Check each line of the material below, and copy it if it holds the string "text".

##############################

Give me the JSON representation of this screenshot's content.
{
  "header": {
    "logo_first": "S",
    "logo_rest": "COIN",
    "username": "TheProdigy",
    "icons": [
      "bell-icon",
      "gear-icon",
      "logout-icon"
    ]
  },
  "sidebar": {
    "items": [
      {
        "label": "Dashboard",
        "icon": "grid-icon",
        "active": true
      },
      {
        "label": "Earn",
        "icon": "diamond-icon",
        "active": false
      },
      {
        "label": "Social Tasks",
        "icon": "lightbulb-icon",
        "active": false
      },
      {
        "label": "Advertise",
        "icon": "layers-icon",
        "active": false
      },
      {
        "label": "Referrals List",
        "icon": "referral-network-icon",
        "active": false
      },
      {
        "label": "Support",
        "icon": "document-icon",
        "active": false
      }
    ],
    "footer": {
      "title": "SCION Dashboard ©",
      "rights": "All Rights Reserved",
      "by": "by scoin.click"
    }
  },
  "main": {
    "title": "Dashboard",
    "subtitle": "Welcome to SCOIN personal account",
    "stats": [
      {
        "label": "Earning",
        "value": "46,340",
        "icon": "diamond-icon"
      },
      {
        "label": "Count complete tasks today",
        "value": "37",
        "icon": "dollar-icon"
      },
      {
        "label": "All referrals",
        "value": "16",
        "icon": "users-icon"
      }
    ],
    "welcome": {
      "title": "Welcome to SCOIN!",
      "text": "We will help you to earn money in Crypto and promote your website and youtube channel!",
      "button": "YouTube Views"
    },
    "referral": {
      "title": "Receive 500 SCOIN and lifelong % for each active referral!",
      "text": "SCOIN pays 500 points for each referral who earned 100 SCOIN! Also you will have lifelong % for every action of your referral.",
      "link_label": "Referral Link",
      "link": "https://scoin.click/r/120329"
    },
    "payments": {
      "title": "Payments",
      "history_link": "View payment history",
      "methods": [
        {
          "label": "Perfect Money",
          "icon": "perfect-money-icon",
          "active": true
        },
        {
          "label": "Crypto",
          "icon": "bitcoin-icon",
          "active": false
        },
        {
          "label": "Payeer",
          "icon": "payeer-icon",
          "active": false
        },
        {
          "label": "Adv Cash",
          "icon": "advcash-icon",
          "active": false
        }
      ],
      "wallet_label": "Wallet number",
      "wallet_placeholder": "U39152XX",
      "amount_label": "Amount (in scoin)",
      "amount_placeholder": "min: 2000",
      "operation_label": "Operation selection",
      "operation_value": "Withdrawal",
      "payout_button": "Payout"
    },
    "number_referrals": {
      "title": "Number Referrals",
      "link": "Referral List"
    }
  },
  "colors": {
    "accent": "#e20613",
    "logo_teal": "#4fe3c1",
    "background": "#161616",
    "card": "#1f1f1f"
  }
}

##############################

## Complete answer
      "text": "We will help you to earn money in Crypto and promote your website and youtube channel!",
      "text": "SCOIN pays 500 points for each referral who earned 100 SCOIN! Also you will have lifelong % for every action of your referral.",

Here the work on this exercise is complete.